Estamos en el Retiro. Son las siete de la tarde. Dos niños juegan a la pelota contra unos sillares milenarios que hacen de improvisado frontón. Les observa una pareja que aguarda el atardecer. Apoyados en los muros, unos jóvenes fuman y charlan distendidamente. Son los anónimos habitantes de la ermita de San Isidoro y San Pelayo. Todos ellos desconocen que están ante una obra cumbre del maestro Fruchel, autor de varias de las joyas más formidables del románico en España.
La historia de la ermita es digna de una novela de Ken Follet. Ya Javier Sierra se atrevió a situar “El fuego invisible” (Premio Planeta 2018) en ese entorno mágico del extremo nororiental del Retiro, llamado El Reservado, donde conviven la Montaña Artificial, la Casita del Pescador, una misteriosa fuente con forma de Santo Grial y la única construcción románica de la capital española. No estuvo siempre ahí. Llegó a Madrid a finales del XIX desde su emplazamiento original, junto a la puerta de Malaventura, en la muralla de Ávila.
De la ermita original solo se conservan hoy el pórtico y el ábside, con los característicos capiteles decorados con grifos, aves, leones, serpientes y motivos vegetales, cada vez más deteriorados. Vamos a conocer algo más su historia y la de su autor, el maestro Fruchel.
Una ermita del siglo XII que acogió los restos de San Isidoro de Sevilla
La primitiva emita data del año mil. Se dedicó inicialmente a San Pelayo, un niño mártir que, de acuerdo a la tradición cristiana, entregó su vida en Córdoba en el año 925 al negarse a satisfacer los supuestos deseos libidinosos de Abderramán III. Pero la ermita adquiriría su máximo esplendor varias décadas después, cuando por azares del destino su nombre quedaría asociado a San Isidoro de Sevilla (556-636).
En 1062, el rey Fernando I el Grande de León y Castilla ordena trasladar los restos del santo desde Sevilla hasta León. En el viaje por la península, el cortejo fúnebre se ve obligado a detenerse un tiempo en Ávila, al enfermar uno de los miembros de la comitiva, el obispo leonés Alvito, posteriormente canonizado como San Alvito. A la espera de que se recupere el obispo, se depositan los restos de San Isidoro en la ermita de San Pelayo. El obispo fallece en Ávila y la comitiva reanuda el viaje hasta León, donde queda definitivamente enterrado San Isidoro. A partir de entonces la ermita abulense tomará el nombre del santo hispalense. De ahí que aún hoy, en el Retiro, la conozcamos como ermita de San Isidoro y San Pelayo.
La ermita se convertirá a partir del siglo XII en un lugar de peregrinaje y advocación a este Doctor de la Iglesia, uno de los grandes sabios del primer milenio, que compendió en las Etimologías el saber de la Antigüedad. En 1162, como nos recuerda en un artículo de Amigos del Románico Francisco Javier de la Fuente Cobos, es sometida a una reconstrucción que la configura como hoy la conocemos.

DATOS DISPONIBLES:
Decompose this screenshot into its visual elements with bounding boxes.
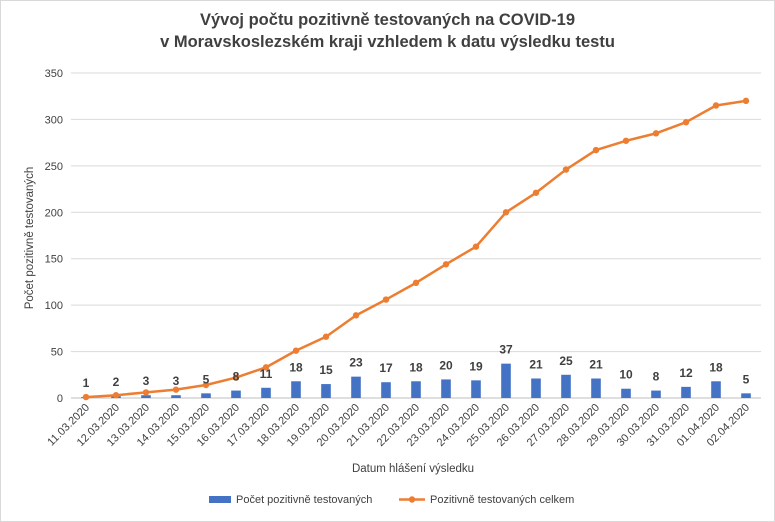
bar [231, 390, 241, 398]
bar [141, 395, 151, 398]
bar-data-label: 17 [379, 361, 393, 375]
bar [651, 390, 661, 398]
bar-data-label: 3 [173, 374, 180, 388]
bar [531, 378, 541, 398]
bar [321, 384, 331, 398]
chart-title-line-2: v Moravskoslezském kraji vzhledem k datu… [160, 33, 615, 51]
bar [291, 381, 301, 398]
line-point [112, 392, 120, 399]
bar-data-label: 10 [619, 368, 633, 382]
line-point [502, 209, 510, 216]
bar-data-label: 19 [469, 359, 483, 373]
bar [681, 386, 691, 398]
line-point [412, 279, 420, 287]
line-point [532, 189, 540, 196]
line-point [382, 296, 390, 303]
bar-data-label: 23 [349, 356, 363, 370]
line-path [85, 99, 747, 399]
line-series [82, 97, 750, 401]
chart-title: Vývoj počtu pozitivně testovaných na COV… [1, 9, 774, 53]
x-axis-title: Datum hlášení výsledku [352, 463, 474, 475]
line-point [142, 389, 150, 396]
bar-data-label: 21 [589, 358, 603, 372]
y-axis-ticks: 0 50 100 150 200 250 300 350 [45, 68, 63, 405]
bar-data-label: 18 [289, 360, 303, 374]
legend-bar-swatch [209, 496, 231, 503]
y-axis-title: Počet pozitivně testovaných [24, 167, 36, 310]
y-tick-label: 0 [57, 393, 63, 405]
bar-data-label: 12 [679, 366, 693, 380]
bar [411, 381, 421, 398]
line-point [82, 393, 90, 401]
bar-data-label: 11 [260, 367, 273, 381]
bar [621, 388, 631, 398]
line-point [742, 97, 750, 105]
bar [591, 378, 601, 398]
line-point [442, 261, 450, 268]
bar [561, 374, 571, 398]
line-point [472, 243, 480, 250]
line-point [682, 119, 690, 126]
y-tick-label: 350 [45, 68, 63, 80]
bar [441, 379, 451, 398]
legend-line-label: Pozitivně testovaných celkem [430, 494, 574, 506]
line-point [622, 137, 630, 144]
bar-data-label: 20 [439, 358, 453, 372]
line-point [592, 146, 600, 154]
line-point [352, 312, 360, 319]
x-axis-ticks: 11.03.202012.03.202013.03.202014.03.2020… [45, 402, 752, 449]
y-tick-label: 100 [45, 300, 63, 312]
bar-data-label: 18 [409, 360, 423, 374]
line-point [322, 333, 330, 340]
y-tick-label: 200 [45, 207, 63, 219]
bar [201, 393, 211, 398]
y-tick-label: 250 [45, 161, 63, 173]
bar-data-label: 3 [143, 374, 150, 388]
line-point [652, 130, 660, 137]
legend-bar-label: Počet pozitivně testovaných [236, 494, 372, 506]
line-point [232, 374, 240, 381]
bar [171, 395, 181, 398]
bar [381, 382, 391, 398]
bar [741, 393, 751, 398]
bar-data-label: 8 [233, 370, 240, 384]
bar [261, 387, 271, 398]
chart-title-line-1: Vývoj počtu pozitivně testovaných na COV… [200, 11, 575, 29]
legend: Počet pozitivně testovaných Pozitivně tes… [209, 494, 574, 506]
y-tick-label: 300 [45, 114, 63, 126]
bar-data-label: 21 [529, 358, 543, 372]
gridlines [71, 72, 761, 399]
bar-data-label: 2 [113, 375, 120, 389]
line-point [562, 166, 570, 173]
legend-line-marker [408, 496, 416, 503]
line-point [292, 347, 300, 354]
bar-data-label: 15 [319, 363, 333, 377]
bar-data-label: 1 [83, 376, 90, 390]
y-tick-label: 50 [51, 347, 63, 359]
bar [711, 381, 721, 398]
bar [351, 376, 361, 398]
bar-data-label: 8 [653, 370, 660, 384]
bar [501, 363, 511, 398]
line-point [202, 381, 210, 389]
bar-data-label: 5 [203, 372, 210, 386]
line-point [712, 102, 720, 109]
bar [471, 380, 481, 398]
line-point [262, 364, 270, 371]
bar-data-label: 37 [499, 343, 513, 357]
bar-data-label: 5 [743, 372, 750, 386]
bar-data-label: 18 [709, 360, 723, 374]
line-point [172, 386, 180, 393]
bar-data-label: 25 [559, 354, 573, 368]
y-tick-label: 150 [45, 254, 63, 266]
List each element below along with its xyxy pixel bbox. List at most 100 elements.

TAREAS:
• 1. ¿Coinciden con el texto sobre la ermita estas afirmaciones? Contesta sí o no a cada una y cita literalmente las palabras del texto que lo deciden. (a) La ermita llegó a Madrid a finales del siglo XIX desde Ávila. (b) San Isidoro quedó enterrado definitivamente en Ávila. (c) De la ermita original se conservan hoy el pórtico y el ábside.
• 2. ¿Puedes citar textualmente el tramo del texto sobre la ermita que va desde "La historia de" hasta "el maestro Fruchel.", ambos incluidos?
Las entradas no guardan relación con el texto sobre la ermita.

RESPUESTAS POR TAREA:
• 1.
(a) Sí: «Llegó a Madrid a finales del XIX desde su emplazamiento original, junto a la puerta de Malaventura, en la muralla de Ávila».
(b) No: «la comitiva reanuda el viaje hasta León, donde queda definitivamente enterrado San Isidoro».
(c) Sí: «De la ermita original solo se conservan hoy el pórtico y el ábside».

• 2.
La historia de la ermita es digna de una novela de Ken Follet. Ya Javier Sierra se atrevió a situar “El fuego invisible” (Premio Planeta 2018) en ese entorno mágico del extremo nororiental del Retiro, llamado El Reservado, donde conviven la Montaña Artificial, la Casita del Pescador, una misteriosa fuente con forma de Santo Grial y la única construcción románica de la capital española. No estuvo siempre ahí. Llegó a Madrid a finales del XIX desde su emplazamiento original, junto a la puerta de Malaventura, en la muralla de Ávila.
De la ermita original solo se conservan hoy el pórtico y el ábside, con los característicos capiteles decorados con grifos, aves, leones, serpientes y motivos vegetales, cada vez más deteriorados. Vamos a conocer algo más su historia y la de su autor, el maestro Fruchel.